(Stored entries)
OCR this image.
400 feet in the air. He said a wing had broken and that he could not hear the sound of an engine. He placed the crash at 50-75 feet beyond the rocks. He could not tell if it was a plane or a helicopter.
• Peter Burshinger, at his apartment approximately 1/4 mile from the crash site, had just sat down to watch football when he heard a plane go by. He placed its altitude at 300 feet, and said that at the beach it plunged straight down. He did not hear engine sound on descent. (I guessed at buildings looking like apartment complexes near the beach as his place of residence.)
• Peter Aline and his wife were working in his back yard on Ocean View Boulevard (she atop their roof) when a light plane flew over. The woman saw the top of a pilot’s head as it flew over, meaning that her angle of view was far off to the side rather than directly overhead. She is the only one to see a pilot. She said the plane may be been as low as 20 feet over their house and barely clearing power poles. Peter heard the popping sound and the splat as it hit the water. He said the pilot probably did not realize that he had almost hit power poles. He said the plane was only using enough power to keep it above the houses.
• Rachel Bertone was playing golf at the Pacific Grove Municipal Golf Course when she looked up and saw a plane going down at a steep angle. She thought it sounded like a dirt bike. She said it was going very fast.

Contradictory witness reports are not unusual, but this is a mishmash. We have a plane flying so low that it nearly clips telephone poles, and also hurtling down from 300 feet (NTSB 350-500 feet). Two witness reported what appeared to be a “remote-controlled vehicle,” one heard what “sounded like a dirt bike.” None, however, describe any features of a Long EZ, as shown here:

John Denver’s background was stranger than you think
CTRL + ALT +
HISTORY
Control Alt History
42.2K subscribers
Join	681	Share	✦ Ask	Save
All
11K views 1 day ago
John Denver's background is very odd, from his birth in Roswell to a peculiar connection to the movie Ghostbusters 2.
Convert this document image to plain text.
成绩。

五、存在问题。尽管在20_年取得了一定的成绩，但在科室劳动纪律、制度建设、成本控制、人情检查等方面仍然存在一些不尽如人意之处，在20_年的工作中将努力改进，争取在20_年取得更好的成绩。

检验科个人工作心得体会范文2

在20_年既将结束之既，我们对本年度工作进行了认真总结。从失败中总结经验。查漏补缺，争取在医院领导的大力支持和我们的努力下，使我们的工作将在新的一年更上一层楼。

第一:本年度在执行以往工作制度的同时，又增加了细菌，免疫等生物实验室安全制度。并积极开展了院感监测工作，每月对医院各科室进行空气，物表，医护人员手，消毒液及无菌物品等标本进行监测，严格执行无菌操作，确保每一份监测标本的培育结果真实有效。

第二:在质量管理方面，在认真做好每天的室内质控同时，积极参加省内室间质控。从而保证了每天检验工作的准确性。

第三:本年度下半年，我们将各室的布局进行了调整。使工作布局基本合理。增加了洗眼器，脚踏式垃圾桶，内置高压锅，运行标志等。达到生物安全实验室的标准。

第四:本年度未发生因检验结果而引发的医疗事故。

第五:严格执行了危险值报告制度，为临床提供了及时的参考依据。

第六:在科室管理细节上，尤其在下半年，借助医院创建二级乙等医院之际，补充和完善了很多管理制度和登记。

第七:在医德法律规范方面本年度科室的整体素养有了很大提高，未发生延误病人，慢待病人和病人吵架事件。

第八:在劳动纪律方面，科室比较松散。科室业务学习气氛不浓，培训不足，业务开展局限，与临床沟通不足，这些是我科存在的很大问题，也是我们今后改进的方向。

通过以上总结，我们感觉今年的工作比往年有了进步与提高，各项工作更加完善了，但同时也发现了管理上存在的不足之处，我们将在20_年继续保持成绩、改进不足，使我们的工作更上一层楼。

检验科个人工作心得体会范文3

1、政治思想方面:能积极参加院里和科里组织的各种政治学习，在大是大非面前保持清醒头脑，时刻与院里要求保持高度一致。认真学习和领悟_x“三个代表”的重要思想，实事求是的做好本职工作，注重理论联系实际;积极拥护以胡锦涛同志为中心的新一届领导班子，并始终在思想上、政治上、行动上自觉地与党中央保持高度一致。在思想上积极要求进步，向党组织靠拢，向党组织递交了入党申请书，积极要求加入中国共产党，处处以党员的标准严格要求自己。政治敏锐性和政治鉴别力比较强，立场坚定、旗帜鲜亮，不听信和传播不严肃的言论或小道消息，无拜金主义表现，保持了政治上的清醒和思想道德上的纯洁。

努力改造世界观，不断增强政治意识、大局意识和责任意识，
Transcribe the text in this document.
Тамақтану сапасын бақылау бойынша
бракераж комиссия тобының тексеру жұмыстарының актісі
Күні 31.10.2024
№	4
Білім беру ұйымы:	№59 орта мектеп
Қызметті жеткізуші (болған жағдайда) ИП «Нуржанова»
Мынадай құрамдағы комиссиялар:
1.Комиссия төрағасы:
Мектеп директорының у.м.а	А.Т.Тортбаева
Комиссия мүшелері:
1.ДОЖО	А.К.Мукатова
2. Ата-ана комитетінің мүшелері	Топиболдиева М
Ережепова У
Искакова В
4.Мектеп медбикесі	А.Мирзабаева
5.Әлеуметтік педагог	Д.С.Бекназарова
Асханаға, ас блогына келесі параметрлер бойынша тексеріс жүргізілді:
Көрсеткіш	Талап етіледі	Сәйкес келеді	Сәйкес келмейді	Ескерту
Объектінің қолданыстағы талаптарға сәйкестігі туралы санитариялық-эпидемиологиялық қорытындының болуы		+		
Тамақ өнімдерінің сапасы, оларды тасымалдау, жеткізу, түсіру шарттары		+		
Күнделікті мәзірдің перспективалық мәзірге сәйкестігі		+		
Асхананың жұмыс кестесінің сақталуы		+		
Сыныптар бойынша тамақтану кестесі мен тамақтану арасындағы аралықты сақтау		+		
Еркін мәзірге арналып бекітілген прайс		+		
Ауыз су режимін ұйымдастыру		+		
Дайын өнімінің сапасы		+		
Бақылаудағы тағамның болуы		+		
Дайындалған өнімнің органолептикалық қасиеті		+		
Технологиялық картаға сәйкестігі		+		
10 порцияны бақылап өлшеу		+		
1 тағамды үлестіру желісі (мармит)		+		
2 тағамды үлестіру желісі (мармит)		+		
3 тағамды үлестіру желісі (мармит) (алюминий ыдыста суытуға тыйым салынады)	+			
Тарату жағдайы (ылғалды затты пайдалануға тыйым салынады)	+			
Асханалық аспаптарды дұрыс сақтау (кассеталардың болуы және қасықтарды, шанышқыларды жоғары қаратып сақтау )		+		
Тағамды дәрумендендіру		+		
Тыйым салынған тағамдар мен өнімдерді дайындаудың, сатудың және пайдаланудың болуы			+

• [Exercise brief]:
Go through the listing and copy all of it exactly.

• [Correct response]:
OCR this image.
400 feet in the air. He said a wing had broken and that he could not hear the sound of an engine. He placed the crash at 50-75 feet beyond the rocks. He could not tell if it was a plane or a helicopter.
• Peter Burshinger, at his apartment approximately 1/4 mile from the crash site, had just sat down to watch football when he heard a plane go by. He placed its altitude at 300 feet, and said that at the beach it plunged straight down. He did not hear engine sound on descent. (I guessed at buildings looking like apartment complexes near the beach as his place of residence.)
• Peter Aline and his wife were working in his back yard on Ocean View Boulevard (she atop their roof) when a light plane flew over. The woman saw the top of a pilot’s head as it flew over, meaning that her angle of view was far off to the side rather than directly overhead. She is the only one to see a pilot. She said the plane may be been as low as 20 feet over their house and barely clearing power poles. Peter heard the popping sound and the splat as it hit the water. He said the pilot probably did not realize that he had almost hit power poles. He said the plane was only using enough power to keep it above the houses.
• Rachel Bertone was playing golf at the Pacific Grove Municipal Golf Course when she looked up and saw a plane going down at a steep angle. She thought it sounded like a dirt bike. She said it was going very fast.

Contradictory witness reports are not unusual, but this is a mishmash. We have a plane flying so low that it nearly clips telephone poles, and also hurtling down from 300 feet (NTSB 350-500 feet). Two witness reported what appeared to be a “remote-controlled vehicle,” one heard what “sounded like a dirt bike.” None, however, describe any features of a Long EZ, as shown here:

John Denver’s background was stranger than you think
CTRL + ALT +
HISTORY
Control Alt History
42.2K subscribers
Join	681	Share	✦ Ask	Save
All
11K views 1 day ago
John Denver's background is very odd, from his birth in Roswell to a peculiar connection to the movie Ghostbusters 2.
Convert this document image to plain text.
成绩。

五、存在问题。尽管在20_年取得了一定的成绩，但在科室劳动纪律、制度建设、成本控制、人情检查等方面仍然存在一些不尽如人意之处，在20_年的工作中将努力改进，争取在20_年取得更好的成绩。

检验科个人工作心得体会范文2

在20_年既将结束之既，我们对本年度工作进行了认真总结。从失败中总结经验。查漏补缺，争取在医院领导的大力支持和我们的努力下，使我们的工作将在新的一年更上一层楼。

第一:本年度在执行以往工作制度的同时，又增加了细菌，免疫等生物实验室安全制度。并积极开展了院感监测工作，每月对医院各科室进行空气，物表，医护人员手，消毒液及无菌物品等标本进行监测，严格执行无菌操作，确保每一份监测标本的培育结果真实有效。

第二:在质量管理方面，在认真做好每天的室内质控同时，积极参加省内室间质控。从而保证了每天检验工作的准确性。

第三:本年度下半年，我们将各室的布局进行了调整。使工作布局基本合理。增加了洗眼器，脚踏式垃圾桶，内置高压锅，运行标志等。达到生物安全实验室的标准。

第四:本年度未发生因检验结果而引发的医疗事故。

第五:严格执行了危险值报告制度，为临床提供了及时的参考依据。

第六:在科室管理细节上，尤其在下半年，借助医院创建二级乙等医院之际，补充和完善了很多管理制度和登记。

第七:在医德法律规范方面本年度科室的整体素养有了很大提高，未发生延误病人，慢待病人和病人吵架事件。

第八:在劳动纪律方面，科室比较松散。科室业务学习气氛不浓，培训不足，业务开展局限，与临床沟通不足，这些是我科存在的很大问题，也是我们今后改进的方向。

通过以上总结，我们感觉今年的工作比往年有了进步与提高，各项工作更加完善了，但同时也发现了管理上存在的不足之处，我们将在20_年继续保持成绩、改进不足，使我们的工作更上一层楼。

检验科个人工作心得体会范文3

1、政治思想方面:能积极参加院里和科里组织的各种政治学习，在大是大非面前保持清醒头脑，时刻与院里要求保持高度一致。认真学习和领悟_x“三个代表”的重要思想，实事求是的做好本职工作，注重理论联系实际;积极拥护以胡锦涛同志为中心的新一届领导班子，并始终在思想上、政治上、行动上自觉地与党中央保持高度一致。在思想上积极要求进步，向党组织靠拢，向党组织递交了入党申请书，积极要求加入中国共产党，处处以党员的标准严格要求自己。政治敏锐性和政治鉴别力比较强，立场坚定、旗帜鲜亮，不听信和传播不严肃的言论或小道消息，无拜金主义表现，保持了政治上的清醒和思想道德上的纯洁。

努力改造世界观，不断增强政治意识、大局意识和责任意识，
Transcribe the text in this document.
Тамақтану сапасын бақылау бойынша
бракераж комиссия тобының тексеру жұмыстарының актісі
Күні 31.10.2024
№	4
Білім беру ұйымы:	№59 орта мектеп
Қызметті жеткізуші (болған жағдайда) ИП «Нуржанова»
Мынадай құрамдағы комиссиялар:
1.Комиссия төрағасы:
Мектеп директорының у.м.а	А.Т.Тортбаева
Комиссия мүшелері:
1.ДОЖО	А.К.Мукатова
2. Ата-ана комитетінің мүшелері	Топиболдиева М
Ережепова У
Искакова В
4.Мектеп медбикесі	А.Мирзабаева
5.Әлеуметтік педагог	Д.С.Бекназарова
Асханаға, ас блогына келесі параметрлер бойынша тексеріс жүргізілді:
Көрсеткіш	Талап етіледі	Сәйкес келеді	Сәйкес келмейді	Ескерту
Объектінің қолданыстағы талаптарға сәйкестігі туралы санитариялық-эпидемиологиялық қорытындының болуы		+		
Тамақ өнімдерінің сапасы, оларды тасымалдау, жеткізу, түсіру шарттары		+		
Күнделікті мәзірдің перспективалық мәзірге сәйкестігі		+		
Асхананың жұмыс кестесінің сақталуы		+		
Сыныптар бойынша тамақтану кестесі мен тамақтану арасындағы аралықты сақтау		+		
Еркін мәзірге арналып бекітілген прайс		+		
Ауыз су режимін ұйымдастыру		+		
Дайын өнімінің сапасы		+		
Бақылаудағы тағамның болуы		+		
Дайындалған өнімнің органолептикалық қасиеті		+		
Технологиялық картаға сәйкестігі		+		
10 порцияны бақылап өлшеу		+		
1 тағамды үлестіру желісі (мармит)		+		
2 тағамды үлестіру желісі (мармит)		+		
3 тағамды үлестіру желісі (мармит) (алюминий ыдыста суытуға тыйым салынады)	+			
Тарату жағдайы (ылғалды затты пайдалануға тыйым салынады)	+			
Асханалық аспаптарды дұрыс сақтау (кассеталардың болуы және қасықтарды, шанышқыларды жоғары қаратып сақтау )		+		
Тағамды дәрумендендіру		+		
Тыйым салынған тағамдар мен өнімдерді дайындаудың, сатудың және пайдаланудың болуы			+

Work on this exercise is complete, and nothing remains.